▶ _Exercise directions_
Go through the material and tally the lines containing the string "JSON". Give the total alone.
─── Provided records
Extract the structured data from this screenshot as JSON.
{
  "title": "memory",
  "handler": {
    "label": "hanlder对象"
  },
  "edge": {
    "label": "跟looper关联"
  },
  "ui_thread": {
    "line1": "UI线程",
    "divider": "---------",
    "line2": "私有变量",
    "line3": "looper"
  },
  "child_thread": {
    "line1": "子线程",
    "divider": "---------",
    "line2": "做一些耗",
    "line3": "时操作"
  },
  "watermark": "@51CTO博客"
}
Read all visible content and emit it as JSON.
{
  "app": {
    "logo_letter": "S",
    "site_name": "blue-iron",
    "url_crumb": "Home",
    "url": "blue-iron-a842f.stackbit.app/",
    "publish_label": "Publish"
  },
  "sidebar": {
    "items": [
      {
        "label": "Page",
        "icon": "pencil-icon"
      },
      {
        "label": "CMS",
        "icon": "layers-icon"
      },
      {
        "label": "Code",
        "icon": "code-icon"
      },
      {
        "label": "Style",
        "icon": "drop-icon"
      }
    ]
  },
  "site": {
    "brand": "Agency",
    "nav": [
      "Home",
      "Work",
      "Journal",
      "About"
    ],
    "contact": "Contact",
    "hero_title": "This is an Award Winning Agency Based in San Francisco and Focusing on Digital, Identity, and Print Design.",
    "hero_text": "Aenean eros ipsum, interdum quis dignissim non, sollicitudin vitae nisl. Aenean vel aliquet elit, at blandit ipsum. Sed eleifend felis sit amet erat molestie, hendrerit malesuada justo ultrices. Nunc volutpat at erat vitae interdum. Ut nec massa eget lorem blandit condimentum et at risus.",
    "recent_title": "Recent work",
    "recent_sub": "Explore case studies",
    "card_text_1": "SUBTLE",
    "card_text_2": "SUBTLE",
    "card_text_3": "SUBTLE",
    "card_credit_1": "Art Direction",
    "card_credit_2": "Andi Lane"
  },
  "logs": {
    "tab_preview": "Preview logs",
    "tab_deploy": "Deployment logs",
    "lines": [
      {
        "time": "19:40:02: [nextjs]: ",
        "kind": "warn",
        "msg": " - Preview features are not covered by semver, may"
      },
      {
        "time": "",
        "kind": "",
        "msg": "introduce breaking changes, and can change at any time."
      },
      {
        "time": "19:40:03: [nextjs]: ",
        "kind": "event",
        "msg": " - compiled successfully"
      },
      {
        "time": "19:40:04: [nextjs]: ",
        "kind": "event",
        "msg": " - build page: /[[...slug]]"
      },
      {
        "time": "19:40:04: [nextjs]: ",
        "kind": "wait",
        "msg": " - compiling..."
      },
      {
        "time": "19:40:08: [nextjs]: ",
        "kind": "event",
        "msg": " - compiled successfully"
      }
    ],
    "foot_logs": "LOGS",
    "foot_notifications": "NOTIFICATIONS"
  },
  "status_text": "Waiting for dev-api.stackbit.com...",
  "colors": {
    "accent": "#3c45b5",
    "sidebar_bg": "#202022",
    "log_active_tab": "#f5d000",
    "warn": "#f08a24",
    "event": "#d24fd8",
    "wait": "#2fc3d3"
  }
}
──────
▶ _Task response_
2